AIM: Your task is to repeat the entries exactly. Leave the pictures out.

DATA IN THIS EXERCISE:
────

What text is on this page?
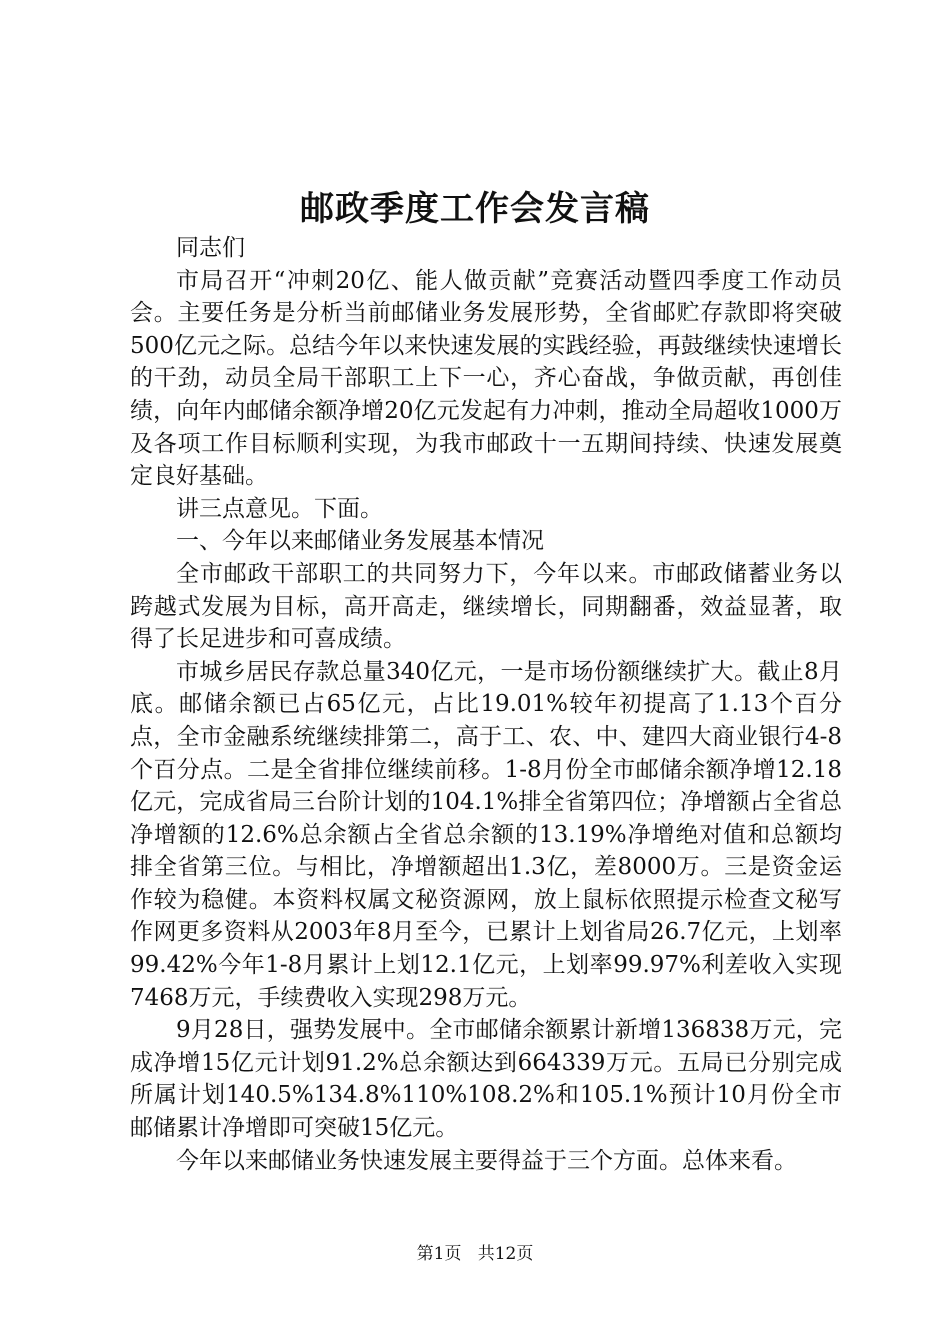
邮政季度工作会发言稿

同志们

市局召开“冲刺20亿、能人做贡献”竞赛活动暨四季度工作动员会。主要任务是分析当前邮储业务发展形势，全省邮贮存款即将突破500亿元之际。总结今年以来快速发展的实践经验，再鼓继续快速增长的干劲，动员全局干部职工上下一心，齐心奋战，争做贡献，再创佳绩，向年内邮储余额净增20亿元发起有力冲刺，推动全局超收1000万及各项工作目标顺利实现，为我市邮政十一五期间持续、快速发展奠定良好基础。

讲三点意见。下面。

一、今年以来邮储业务发展基本情况

全市邮政干部职工的共同努力下，今年以来。市邮政储蓄业务以跨越式发展为目标，高开高走，继续增长，同期翻番，效益显著，取得了长足进步和可喜成绩。

市城乡居民存款总量340亿元，一是市场份额继续扩大。截止8月底。邮储余额已占65亿元，占比19.01%较年初提高了1.13个百分点，全市金融系统继续排第二，高于工、农、中、建四大商业银行4-8个百分点。二是全省排位继续前移。1-8月份全市邮储余额净增12.18亿元，完成省局三台阶计划的104.1%排全省第四位；净增额占全省总净增额的12.6%总余额占全省总余额的13.19%净增绝对值和总额均排全省第三位。与相比，净增额超出1.3亿，差8000万。三是资金运作较为稳健。本资料权属文秘资源网，放上鼠标依照提示检查文秘写作网更多资料从2003年8月至今，已累计上划省局26.7亿元，上划率99.42%今年1-8月累计上划12.1亿元，上划率99.97%利差收入实现7468万元，手续费收入实现298万元。

9月28日，强势发展中。全市邮储余额累计新增136838万元，完成净增15亿元计划91.2%总余额达到664339万元。五局已分别完成所属计划140.5%134.8%110%108.2%和105.1%预计10月份全市邮储累计净增即可突破15亿元。

今年以来邮储业务快速发展主要得益于三个方面。总体来看。

第1页 共12页
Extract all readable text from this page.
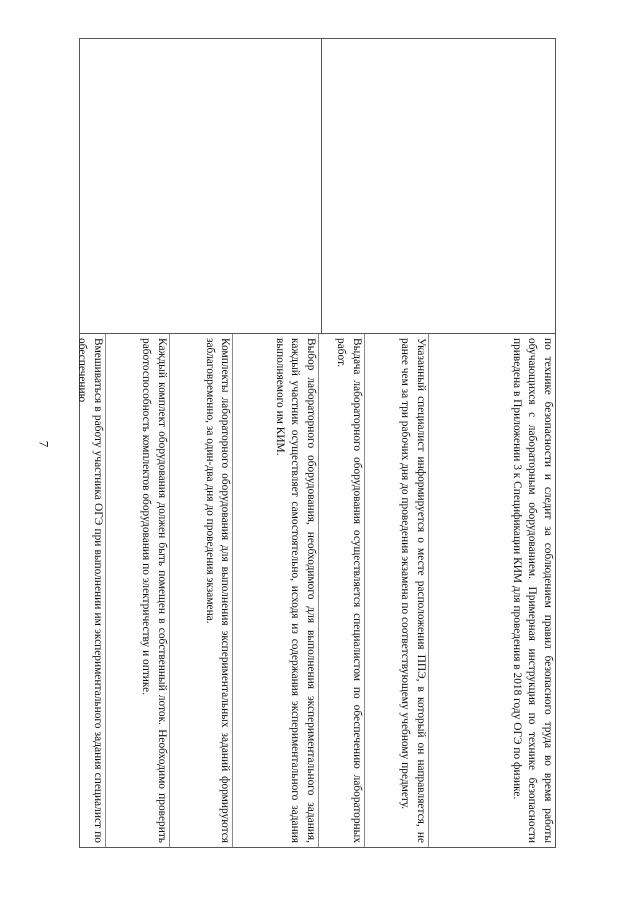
7	по технике безопасности и следит за соблюдением правил безопасного труда во время работы обучающихся с лабораторным оборудованием. Примерная инструкция по технике безопасности приведена в Приложении 3 к Спецификации КИМ для проведения в 2018 году ОГЭ по физике.

Указанный специалист информируется о месте расположения ППЭ, в который он направляется, не ранее чем за три рабочих дня до проведения экзамена по соответствующему учебному предмету.

Выдача лабораторного оборудования осуществляется специалистом по обеспечению лабораторных работ.

Выбор лабораторного оборудования, необходимого для выполнения экспериментального задания, каждый участник осуществляет самостоятельно, исходя из содержания экспериментального задания выполняемого им КИМ.

Комплекты лабораторного оборудования для выполнения экспериментальных заданий формируются заблаговременно, за один-два дня до проведения экзамена.

Каждый комплект оборудования должен быть помещен в собственный лоток. Необходимо проверить работоспособность комплектов оборудования по электричеству и оптике.

Вмешиваться в работу участника ОГЭ при выполнении им экспериментального задания специалист по обеспечению
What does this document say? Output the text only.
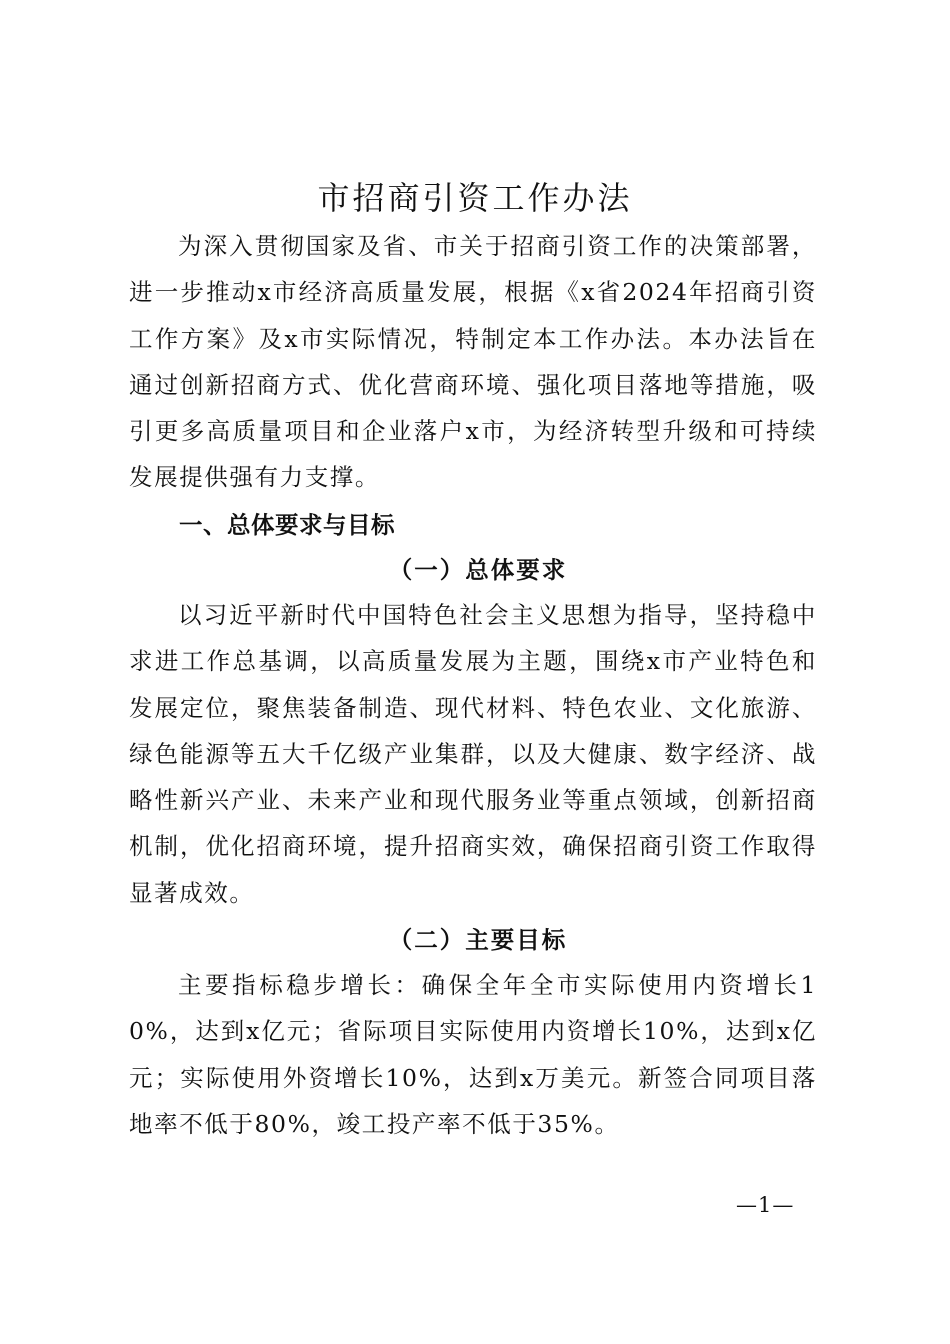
市招商引资工作办法

为深入贯彻国家及省、市关于招商引资工作的决策部署，进一步推动x市经济高质量发展，根据《x省2024年招商引资工作方案》及x市实际情况，特制定本工作办法。本办法旨在通过创新招商方式、优化营商环境、强化项目落地等措施，吸引更多高质量项目和企业落户x市，为经济转型升级和可持续发展提供强有力支撑。

一、总体要求与目标
（一）总体要求

以习近平新时代中国特色社会主义思想为指导，坚持稳中求进工作总基调，以高质量发展为主题，围绕x市产业特色和发展定位，聚焦装备制造、现代材料、特色农业、文化旅游、绿色能源等五大千亿级产业集群，以及大健康、数字经济、战略性新兴产业、未来产业和现代服务业等重点领域，创新招商机制，优化招商环境，提升招商实效，确保招商引资工作取得显著成效。

（二）主要目标

主要指标稳步增长：确保全年全市实际使用内资增长10%，达到x亿元；省际项目实际使用内资增长10%，达到x亿元；实际使用外资增长10%，达到x万美元。新签合同项目落地率不低于80%，竣工投产率不低于35%。

—1—
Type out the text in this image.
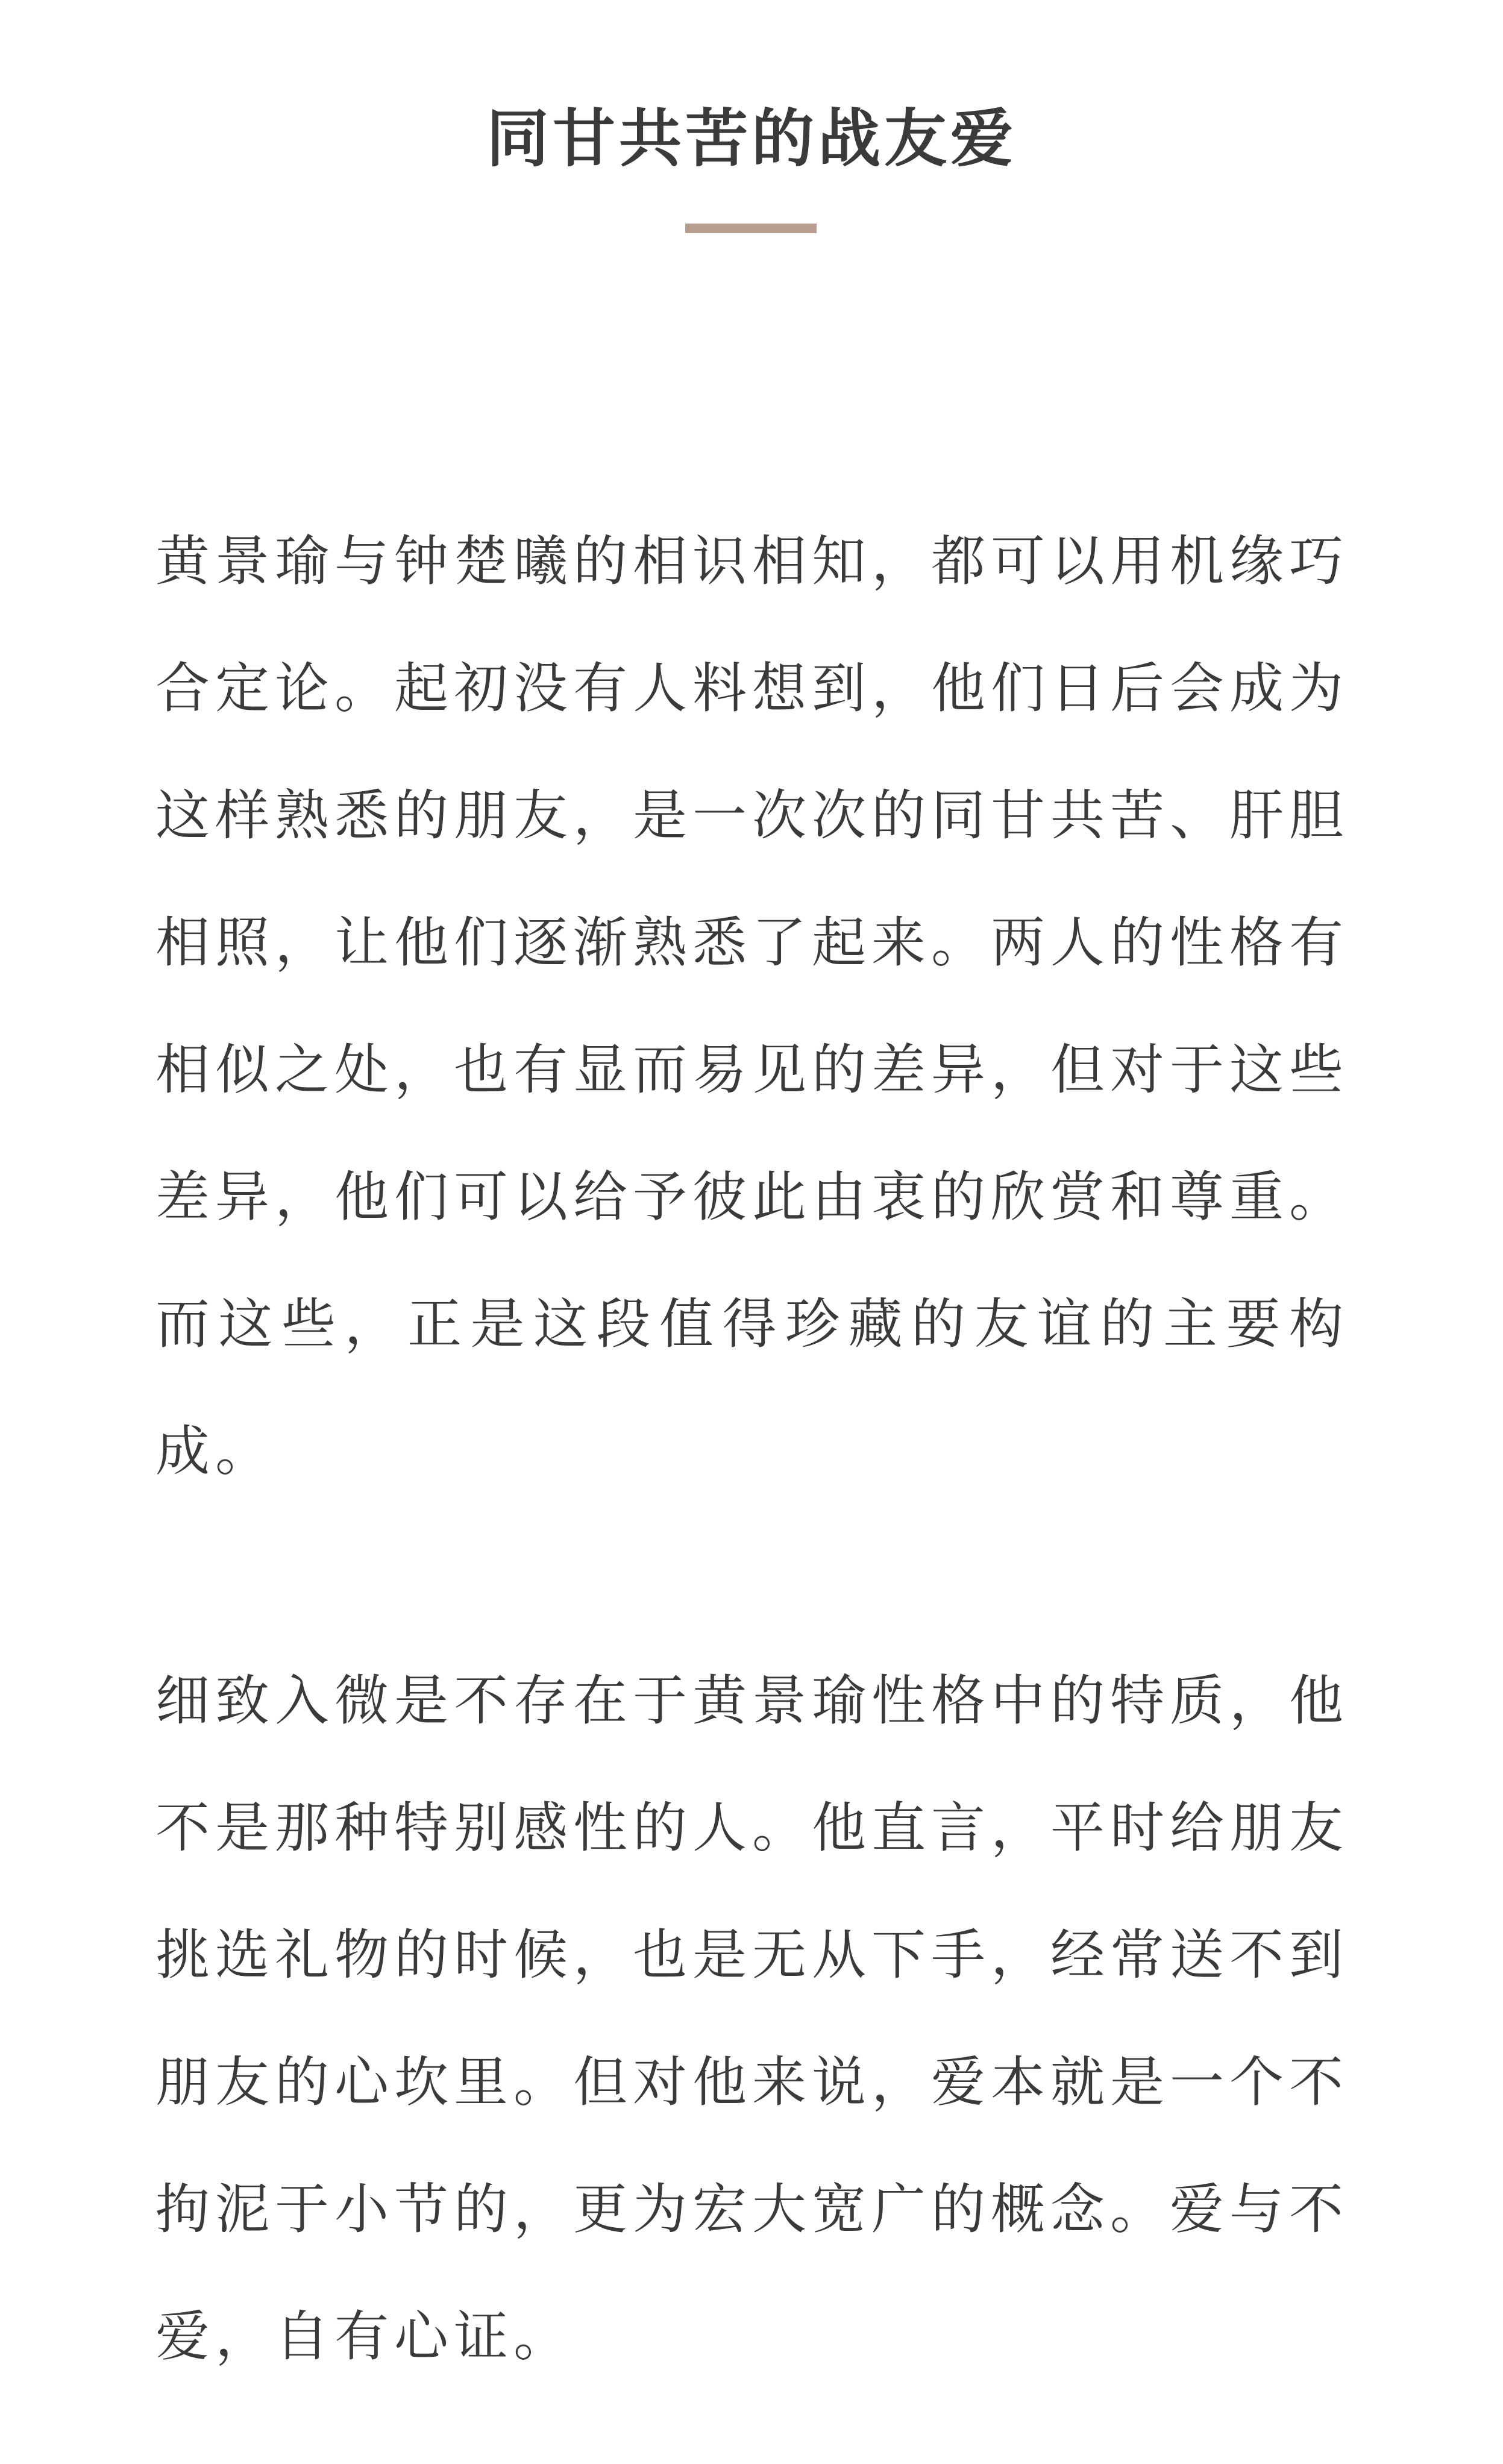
同甘共苦的战友爱

黄景瑜与钟楚曦的相识相知，都可以用机缘巧合定论。起初没有人料想到，他们日后会成为这样熟悉的朋友，是一次次的同甘共苦、肝胆相照，让他们逐渐熟悉了起来。两人的性格有相似之处，也有显而易见的差异，但对于这些差异，他们可以给予彼此由衷的欣赏和尊重。而这些，正是这段值得珍藏的友谊的主要构成。

细致入微是不存在于黄景瑜性格中的特质，他不是那种特别感性的人。他直言，平时给朋友挑选礼物的时候，也是无从下手，经常送不到朋友的心坎里。但对他来说，爱本就是一个不拘泥于小节的，更为宏大宽广的概念。爱与不爱，自有心证。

────

THE REPLY:
What text is on this page?
邮政季度工作会发言稿

同志们

市局召开“冲刺20亿、能人做贡献”竞赛活动暨四季度工作动员会。主要任务是分析当前邮储业务发展形势，全省邮贮存款即将突破500亿元之际。总结今年以来快速发展的实践经验，再鼓继续快速增长的干劲，动员全局干部职工上下一心，齐心奋战，争做贡献，再创佳绩，向年内邮储余额净增20亿元发起有力冲刺，推动全局超收1000万及各项工作目标顺利实现，为我市邮政十一五期间持续、快速发展奠定良好基础。

讲三点意见。下面。

一、今年以来邮储业务发展基本情况

全市邮政干部职工的共同努力下，今年以来。市邮政储蓄业务以跨越式发展为目标，高开高走，继续增长，同期翻番，效益显著，取得了长足进步和可喜成绩。

市城乡居民存款总量340亿元，一是市场份额继续扩大。截止8月底。邮储余额已占65亿元，占比19.01%较年初提高了1.13个百分点，全市金融系统继续排第二，高于工、农、中、建四大商业银行4-8个百分点。二是全省排位继续前移。1-8月份全市邮储余额净增12.18亿元，完成省局三台阶计划的104.1%排全省第四位；净增额占全省总净增额的12.6%总余额占全省总余额的13.19%净增绝对值和总额均排全省第三位。与相比，净增额超出1.3亿，差8000万。三是资金运作较为稳健。本资料权属文秘资源网，放上鼠标依照提示检查文秘写作网更多资料从2003年8月至今，已累计上划省局26.7亿元，上划率99.42%今年1-8月累计上划12.1亿元，上划率99.97%利差收入实现7468万元，手续费收入实现298万元。

9月28日，强势发展中。全市邮储余额累计新增136838万元，完成净增15亿元计划91.2%总余额达到664339万元。五局已分别完成所属计划140.5%134.8%110%108.2%和105.1%预计10月份全市邮储累计净增即可突破15亿元。

今年以来邮储业务快速发展主要得益于三个方面。总体来看。

第1页 共12页
Extract all readable text from this page.
7	по технике безопасности и следит за соблюдением правил безопасного труда во время работы обучающихся с лабораторным оборудованием. Примерная инструкция по технике безопасности приведена в Приложении 3 к Спецификации КИМ для проведения в 2018 году ОГЭ по физике.

Указанный специалист информируется о месте расположения ППЭ, в который он направляется, не ранее чем за три рабочих дня до проведения экзамена по соответствующему учебному предмету.

Выдача лабораторного оборудования осуществляется специалистом по обеспечению лабораторных работ.

Выбор лабораторного оборудования, необходимого для выполнения экспериментального задания, каждый участник осуществляет самостоятельно, исходя из содержания экспериментального задания выполняемого им КИМ.

Комплекты лабораторного оборудования для выполнения экспериментальных заданий формируются заблаговременно, за один-два дня до проведения экзамена.

Каждый комплект оборудования должен быть помещен в собственный лоток. Необходимо проверить работоспособность комплектов оборудования по электричеству и оптике.

Вмешиваться в работу участника ОГЭ при выполнении им экспериментального задания специалист по обеспечению
What does this document say? Output the text only.
市招商引资工作办法

为深入贯彻国家及省、市关于招商引资工作的决策部署，进一步推动x市经济高质量发展，根据《x省2024年招商引资工作方案》及x市实际情况，特制定本工作办法。本办法旨在通过创新招商方式、优化营商环境、强化项目落地等措施，吸引更多高质量项目和企业落户x市，为经济转型升级和可持续发展提供强有力支撑。

一、总体要求与目标
（一）总体要求

以习近平新时代中国特色社会主义思想为指导，坚持稳中求进工作总基调，以高质量发展为主题，围绕x市产业特色和发展定位，聚焦装备制造、现代材料、特色农业、文化旅游、绿色能源等五大千亿级产业集群，以及大健康、数字经济、战略性新兴产业、未来产业和现代服务业等重点领域，创新招商机制，优化招商环境，提升招商实效，确保招商引资工作取得显著成效。

（二）主要目标

主要指标稳步增长：确保全年全市实际使用内资增长10%，达到x亿元；省际项目实际使用内资增长10%，达到x亿元；实际使用外资增长10%，达到x万美元。新签合同项目落地率不低于80%，竣工投产率不低于35%。

—1—
Type out the text in this image.
同甘共苦的战友爱

黄景瑜与钟楚曦的相识相知，都可以用机缘巧合定论。起初没有人料想到，他们日后会成为这样熟悉的朋友，是一次次的同甘共苦、肝胆相照，让他们逐渐熟悉了起来。两人的性格有相似之处，也有显而易见的差异，但对于这些差异，他们可以给予彼此由衷的欣赏和尊重。而这些，正是这段值得珍藏的友谊的主要构成。

细致入微是不存在于黄景瑜性格中的特质，他不是那种特别感性的人。他直言，平时给朋友挑选礼物的时候，也是无从下手，经常送不到朋友的心坎里。但对他来说，爱本就是一个不拘泥于小节的，更为宏大宽广的概念。爱与不爱，自有心证。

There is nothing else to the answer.